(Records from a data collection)
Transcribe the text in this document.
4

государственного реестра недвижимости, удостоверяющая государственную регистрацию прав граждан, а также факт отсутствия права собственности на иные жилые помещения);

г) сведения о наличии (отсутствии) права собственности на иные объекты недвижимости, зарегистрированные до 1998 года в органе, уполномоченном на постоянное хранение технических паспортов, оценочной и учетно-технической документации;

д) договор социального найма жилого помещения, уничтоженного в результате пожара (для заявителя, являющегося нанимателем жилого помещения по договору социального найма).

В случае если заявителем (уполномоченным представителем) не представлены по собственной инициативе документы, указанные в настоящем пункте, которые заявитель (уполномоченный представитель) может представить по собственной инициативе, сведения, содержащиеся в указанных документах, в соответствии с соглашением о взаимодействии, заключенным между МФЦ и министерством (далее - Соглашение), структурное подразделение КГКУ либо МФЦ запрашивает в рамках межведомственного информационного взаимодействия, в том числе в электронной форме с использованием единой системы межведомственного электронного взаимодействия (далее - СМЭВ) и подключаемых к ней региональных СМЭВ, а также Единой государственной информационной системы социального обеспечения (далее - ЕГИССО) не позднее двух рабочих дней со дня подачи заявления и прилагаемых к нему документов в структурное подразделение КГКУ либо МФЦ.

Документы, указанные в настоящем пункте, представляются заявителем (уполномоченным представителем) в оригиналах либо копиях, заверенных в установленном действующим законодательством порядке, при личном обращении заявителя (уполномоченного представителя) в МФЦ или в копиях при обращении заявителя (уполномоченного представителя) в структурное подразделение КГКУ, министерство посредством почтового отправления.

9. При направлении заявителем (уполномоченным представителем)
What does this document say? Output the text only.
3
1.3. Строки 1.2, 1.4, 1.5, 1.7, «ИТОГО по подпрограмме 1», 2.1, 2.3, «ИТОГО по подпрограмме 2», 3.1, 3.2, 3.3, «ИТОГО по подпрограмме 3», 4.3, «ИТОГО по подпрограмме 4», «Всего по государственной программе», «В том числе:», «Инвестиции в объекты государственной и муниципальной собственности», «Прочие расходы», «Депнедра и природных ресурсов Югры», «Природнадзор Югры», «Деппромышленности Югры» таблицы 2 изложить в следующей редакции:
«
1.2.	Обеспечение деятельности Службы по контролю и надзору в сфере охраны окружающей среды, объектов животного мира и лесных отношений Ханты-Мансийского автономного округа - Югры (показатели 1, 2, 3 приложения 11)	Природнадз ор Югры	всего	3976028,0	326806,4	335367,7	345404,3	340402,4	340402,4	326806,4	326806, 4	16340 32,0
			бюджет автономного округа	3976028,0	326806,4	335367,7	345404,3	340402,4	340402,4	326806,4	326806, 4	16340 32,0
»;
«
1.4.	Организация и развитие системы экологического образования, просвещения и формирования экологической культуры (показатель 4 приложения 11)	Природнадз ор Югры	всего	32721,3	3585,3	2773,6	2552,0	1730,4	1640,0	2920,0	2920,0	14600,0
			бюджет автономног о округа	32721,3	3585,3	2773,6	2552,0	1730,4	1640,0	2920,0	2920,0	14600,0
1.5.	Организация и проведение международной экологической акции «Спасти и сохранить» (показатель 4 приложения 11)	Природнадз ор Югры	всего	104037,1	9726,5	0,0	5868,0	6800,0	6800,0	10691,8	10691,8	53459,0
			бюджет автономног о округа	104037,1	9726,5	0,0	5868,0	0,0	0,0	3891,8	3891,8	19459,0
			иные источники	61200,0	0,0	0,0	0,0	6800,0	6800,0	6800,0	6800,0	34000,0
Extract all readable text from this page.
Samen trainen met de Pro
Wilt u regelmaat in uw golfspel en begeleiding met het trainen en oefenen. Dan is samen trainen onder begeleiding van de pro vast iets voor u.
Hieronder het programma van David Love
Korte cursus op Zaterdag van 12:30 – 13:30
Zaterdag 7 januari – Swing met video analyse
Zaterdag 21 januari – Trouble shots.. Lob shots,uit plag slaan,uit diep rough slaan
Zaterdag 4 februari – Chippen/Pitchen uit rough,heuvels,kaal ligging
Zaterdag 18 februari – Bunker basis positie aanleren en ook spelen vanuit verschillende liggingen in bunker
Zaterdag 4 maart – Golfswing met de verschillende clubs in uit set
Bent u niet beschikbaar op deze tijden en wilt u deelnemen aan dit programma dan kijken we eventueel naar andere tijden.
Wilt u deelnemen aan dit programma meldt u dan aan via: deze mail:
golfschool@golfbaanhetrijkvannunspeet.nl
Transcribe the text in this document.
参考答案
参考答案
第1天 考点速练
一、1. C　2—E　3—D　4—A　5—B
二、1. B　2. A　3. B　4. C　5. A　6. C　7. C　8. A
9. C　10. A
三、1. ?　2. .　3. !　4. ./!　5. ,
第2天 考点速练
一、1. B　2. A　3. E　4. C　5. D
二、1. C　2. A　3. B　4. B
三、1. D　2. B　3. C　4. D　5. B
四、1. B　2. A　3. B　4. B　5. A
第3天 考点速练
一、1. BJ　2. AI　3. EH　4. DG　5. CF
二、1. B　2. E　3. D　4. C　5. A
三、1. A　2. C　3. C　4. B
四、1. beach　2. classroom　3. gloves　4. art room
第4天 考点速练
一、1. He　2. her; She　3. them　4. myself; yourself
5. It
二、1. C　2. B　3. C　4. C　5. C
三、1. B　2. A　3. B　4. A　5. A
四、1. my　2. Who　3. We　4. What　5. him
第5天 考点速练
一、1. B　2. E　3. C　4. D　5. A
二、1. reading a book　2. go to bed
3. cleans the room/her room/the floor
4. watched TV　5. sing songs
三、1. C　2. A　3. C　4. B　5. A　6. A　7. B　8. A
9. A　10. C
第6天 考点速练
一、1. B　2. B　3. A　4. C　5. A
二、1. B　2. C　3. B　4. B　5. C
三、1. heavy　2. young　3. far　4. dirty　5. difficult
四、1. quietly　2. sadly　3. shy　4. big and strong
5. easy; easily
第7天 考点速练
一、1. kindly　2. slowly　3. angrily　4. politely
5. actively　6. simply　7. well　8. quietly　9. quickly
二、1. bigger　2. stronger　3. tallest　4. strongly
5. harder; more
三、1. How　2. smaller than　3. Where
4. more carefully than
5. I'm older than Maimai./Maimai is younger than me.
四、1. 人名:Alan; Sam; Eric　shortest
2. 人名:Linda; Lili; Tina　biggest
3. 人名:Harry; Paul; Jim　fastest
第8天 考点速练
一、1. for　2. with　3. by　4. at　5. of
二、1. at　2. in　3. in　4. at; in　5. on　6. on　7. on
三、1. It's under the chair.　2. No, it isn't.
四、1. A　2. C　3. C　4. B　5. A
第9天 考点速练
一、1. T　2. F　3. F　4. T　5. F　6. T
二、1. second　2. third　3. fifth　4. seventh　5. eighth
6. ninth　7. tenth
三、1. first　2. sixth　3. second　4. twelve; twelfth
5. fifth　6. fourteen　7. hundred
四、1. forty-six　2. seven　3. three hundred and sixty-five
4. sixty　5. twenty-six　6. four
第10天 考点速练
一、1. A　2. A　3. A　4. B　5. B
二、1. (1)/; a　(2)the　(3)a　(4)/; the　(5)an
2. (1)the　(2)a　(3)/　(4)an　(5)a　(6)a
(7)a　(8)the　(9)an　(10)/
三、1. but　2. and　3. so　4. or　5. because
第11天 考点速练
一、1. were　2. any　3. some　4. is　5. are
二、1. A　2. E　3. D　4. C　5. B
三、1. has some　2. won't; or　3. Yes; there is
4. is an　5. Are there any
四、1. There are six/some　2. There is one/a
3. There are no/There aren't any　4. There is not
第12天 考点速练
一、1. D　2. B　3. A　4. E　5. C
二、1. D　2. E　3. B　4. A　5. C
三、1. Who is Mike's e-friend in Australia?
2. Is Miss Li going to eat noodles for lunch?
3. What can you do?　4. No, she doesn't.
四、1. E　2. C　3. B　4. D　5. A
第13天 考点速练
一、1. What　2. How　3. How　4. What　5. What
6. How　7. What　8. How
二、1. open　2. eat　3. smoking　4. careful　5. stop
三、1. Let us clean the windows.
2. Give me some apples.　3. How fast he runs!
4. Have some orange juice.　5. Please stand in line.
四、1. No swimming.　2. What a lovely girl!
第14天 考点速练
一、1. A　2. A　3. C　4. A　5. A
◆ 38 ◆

**Objective**
Search the entries for the word "programma" and gather every line where it appears.

**Final result**
Hieronder het programma van David Love
Bent u niet beschikbaar op deze tijden en wilt u deelnemen aan dit programma dan kijken we eventueel naar andere tijden.
Wilt u deelnemen aan dit programma meldt u dan aan via: deze mail:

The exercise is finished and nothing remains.